■ What the task requires
State how many lines of the entries below hold the word "xlabel"; reply with nothing but the number.

■ Supplied material

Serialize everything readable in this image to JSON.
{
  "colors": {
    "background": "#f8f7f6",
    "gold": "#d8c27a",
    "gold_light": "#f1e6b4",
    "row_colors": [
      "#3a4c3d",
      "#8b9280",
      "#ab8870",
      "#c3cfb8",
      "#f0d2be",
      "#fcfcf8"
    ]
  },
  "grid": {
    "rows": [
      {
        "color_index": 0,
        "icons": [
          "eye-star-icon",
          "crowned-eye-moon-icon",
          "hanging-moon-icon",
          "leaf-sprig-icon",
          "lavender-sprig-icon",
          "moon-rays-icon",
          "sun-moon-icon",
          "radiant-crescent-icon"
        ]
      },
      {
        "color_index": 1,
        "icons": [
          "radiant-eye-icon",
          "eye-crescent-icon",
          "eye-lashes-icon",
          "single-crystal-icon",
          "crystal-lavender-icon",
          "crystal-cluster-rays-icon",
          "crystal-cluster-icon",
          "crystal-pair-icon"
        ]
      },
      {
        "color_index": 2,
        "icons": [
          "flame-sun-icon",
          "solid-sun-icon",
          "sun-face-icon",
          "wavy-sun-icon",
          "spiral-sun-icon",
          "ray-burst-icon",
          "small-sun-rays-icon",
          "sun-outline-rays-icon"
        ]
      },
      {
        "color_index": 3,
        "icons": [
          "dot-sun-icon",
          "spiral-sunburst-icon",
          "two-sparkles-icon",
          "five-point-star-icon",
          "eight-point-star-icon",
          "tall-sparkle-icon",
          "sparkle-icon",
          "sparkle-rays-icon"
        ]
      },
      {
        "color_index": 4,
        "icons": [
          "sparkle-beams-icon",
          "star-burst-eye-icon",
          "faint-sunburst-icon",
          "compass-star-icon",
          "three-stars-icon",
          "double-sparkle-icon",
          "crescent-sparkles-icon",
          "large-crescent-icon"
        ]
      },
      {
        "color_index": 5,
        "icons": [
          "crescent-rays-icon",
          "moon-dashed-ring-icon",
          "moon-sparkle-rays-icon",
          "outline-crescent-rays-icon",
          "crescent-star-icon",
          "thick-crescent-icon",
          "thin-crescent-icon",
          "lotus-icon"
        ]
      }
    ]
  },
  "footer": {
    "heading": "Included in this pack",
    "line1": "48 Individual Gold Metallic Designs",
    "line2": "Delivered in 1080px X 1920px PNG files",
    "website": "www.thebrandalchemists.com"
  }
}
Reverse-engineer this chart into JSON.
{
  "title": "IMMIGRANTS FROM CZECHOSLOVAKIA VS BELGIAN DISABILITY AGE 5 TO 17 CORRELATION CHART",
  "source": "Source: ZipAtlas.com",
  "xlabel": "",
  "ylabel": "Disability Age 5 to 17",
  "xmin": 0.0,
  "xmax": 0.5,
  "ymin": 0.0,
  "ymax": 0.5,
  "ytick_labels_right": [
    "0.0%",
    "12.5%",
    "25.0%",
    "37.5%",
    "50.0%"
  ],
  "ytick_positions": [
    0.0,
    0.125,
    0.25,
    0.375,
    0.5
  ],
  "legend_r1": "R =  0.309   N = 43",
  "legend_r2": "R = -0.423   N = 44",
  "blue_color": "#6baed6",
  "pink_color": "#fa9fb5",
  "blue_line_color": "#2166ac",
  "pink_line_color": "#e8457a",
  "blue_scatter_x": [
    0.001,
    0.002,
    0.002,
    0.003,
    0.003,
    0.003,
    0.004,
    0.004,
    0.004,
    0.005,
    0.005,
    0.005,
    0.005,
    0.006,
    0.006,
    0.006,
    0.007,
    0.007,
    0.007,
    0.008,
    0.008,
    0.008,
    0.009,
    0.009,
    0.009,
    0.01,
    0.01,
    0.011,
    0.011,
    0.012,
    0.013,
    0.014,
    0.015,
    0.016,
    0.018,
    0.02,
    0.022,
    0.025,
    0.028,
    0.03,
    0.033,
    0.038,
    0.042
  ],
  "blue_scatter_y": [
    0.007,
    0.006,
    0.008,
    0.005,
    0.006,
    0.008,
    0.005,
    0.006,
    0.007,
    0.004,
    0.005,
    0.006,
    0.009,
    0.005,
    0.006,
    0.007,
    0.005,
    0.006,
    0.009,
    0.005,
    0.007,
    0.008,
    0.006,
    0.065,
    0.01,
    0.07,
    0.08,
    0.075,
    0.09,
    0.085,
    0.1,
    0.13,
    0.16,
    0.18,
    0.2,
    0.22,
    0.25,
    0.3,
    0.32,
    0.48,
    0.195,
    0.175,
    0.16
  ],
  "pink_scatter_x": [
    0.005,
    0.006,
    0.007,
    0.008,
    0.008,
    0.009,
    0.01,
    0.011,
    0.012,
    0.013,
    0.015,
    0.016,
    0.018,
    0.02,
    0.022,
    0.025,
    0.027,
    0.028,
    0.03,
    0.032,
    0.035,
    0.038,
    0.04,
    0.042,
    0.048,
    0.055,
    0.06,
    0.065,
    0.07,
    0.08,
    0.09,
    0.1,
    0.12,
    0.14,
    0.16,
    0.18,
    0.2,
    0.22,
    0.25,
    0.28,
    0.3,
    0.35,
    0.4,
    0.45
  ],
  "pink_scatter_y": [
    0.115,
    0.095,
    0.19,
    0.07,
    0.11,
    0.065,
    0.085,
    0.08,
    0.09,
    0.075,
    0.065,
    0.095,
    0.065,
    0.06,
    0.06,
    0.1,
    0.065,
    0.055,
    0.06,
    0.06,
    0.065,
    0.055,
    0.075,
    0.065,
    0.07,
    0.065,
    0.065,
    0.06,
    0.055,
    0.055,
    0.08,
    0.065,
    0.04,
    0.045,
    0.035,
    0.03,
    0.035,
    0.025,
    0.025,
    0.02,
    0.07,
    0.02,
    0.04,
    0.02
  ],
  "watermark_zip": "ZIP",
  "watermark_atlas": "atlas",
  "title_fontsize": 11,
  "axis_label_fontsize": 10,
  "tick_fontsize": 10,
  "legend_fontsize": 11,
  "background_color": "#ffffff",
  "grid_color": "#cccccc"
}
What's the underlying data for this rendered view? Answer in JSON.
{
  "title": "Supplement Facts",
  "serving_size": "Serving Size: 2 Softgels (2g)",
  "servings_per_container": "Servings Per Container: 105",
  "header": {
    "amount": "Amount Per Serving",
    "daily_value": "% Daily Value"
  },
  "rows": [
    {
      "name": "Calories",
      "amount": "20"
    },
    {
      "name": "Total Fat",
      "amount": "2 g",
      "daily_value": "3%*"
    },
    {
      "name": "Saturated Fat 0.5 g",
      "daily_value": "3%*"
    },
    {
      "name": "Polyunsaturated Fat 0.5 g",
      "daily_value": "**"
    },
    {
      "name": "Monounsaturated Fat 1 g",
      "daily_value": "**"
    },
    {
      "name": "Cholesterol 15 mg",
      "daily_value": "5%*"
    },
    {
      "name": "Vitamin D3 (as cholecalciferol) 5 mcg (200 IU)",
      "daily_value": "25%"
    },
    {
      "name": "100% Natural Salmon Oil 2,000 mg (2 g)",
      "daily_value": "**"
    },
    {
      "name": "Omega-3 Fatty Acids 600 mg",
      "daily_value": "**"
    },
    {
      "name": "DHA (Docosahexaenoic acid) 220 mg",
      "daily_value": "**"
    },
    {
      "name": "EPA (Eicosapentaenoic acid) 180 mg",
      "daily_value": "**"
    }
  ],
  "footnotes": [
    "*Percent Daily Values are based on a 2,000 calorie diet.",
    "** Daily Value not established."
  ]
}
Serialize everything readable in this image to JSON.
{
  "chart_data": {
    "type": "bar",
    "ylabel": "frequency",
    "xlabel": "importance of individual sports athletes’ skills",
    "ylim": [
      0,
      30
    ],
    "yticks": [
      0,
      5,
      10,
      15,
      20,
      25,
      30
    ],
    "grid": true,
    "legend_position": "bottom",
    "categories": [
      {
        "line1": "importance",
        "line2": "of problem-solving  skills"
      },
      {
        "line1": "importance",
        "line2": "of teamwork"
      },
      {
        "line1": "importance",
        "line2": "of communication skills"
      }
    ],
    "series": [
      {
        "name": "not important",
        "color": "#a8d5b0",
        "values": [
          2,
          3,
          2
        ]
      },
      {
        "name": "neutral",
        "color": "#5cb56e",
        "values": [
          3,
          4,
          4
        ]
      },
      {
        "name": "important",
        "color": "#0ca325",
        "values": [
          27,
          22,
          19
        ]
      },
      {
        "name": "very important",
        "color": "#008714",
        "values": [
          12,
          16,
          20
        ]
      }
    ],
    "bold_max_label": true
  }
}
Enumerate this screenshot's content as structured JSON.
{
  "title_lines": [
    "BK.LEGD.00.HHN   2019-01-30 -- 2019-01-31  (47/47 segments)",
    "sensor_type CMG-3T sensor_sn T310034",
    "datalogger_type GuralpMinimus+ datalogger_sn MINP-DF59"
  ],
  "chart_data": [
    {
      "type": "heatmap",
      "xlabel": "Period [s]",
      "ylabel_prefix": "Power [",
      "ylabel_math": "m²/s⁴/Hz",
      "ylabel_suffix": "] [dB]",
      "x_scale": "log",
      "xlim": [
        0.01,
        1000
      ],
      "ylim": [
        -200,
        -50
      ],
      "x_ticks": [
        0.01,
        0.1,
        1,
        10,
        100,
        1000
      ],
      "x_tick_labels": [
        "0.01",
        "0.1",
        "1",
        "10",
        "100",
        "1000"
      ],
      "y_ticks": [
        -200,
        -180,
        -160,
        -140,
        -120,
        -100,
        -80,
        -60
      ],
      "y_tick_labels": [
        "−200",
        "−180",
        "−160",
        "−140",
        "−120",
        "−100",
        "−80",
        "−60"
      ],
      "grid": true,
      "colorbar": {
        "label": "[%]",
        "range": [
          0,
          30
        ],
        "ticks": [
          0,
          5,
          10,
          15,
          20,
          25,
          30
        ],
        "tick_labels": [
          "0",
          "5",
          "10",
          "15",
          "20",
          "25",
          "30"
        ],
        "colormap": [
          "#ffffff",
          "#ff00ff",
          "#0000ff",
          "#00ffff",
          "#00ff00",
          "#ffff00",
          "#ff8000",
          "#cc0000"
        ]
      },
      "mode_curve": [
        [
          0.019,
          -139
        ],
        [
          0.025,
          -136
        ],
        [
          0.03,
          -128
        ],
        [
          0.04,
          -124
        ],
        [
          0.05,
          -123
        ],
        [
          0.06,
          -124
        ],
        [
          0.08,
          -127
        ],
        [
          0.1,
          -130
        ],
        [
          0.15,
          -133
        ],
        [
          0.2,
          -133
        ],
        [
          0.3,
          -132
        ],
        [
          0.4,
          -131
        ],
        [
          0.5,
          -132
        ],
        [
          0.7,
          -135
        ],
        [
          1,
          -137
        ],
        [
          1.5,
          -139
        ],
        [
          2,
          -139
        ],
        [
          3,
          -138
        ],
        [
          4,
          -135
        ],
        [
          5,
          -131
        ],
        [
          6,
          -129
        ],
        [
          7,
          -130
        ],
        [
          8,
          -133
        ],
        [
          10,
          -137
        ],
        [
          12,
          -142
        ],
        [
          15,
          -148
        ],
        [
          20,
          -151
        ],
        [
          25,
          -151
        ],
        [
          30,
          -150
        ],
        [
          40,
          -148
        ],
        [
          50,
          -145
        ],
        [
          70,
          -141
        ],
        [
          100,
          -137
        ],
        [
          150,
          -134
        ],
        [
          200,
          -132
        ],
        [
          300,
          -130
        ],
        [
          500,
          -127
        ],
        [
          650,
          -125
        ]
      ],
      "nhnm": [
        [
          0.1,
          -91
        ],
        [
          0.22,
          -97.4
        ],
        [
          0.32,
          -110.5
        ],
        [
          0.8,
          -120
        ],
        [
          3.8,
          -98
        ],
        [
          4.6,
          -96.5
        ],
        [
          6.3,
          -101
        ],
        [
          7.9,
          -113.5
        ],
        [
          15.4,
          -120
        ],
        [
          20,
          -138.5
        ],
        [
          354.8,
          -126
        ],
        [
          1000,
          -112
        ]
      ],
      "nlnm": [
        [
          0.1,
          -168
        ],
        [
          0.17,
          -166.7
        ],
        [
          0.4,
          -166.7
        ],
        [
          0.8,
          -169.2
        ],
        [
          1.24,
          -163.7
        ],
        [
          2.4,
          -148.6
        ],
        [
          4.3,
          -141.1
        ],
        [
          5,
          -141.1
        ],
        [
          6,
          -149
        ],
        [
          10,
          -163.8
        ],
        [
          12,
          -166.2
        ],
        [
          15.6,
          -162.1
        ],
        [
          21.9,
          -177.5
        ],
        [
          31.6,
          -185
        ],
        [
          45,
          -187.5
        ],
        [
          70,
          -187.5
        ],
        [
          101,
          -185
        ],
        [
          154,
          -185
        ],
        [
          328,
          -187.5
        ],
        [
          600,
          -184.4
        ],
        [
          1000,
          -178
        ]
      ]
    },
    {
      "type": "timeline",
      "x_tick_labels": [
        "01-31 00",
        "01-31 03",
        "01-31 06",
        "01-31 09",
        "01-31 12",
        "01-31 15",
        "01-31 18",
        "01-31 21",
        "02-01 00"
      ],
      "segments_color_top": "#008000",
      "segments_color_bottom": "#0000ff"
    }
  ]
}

■ Correct result
3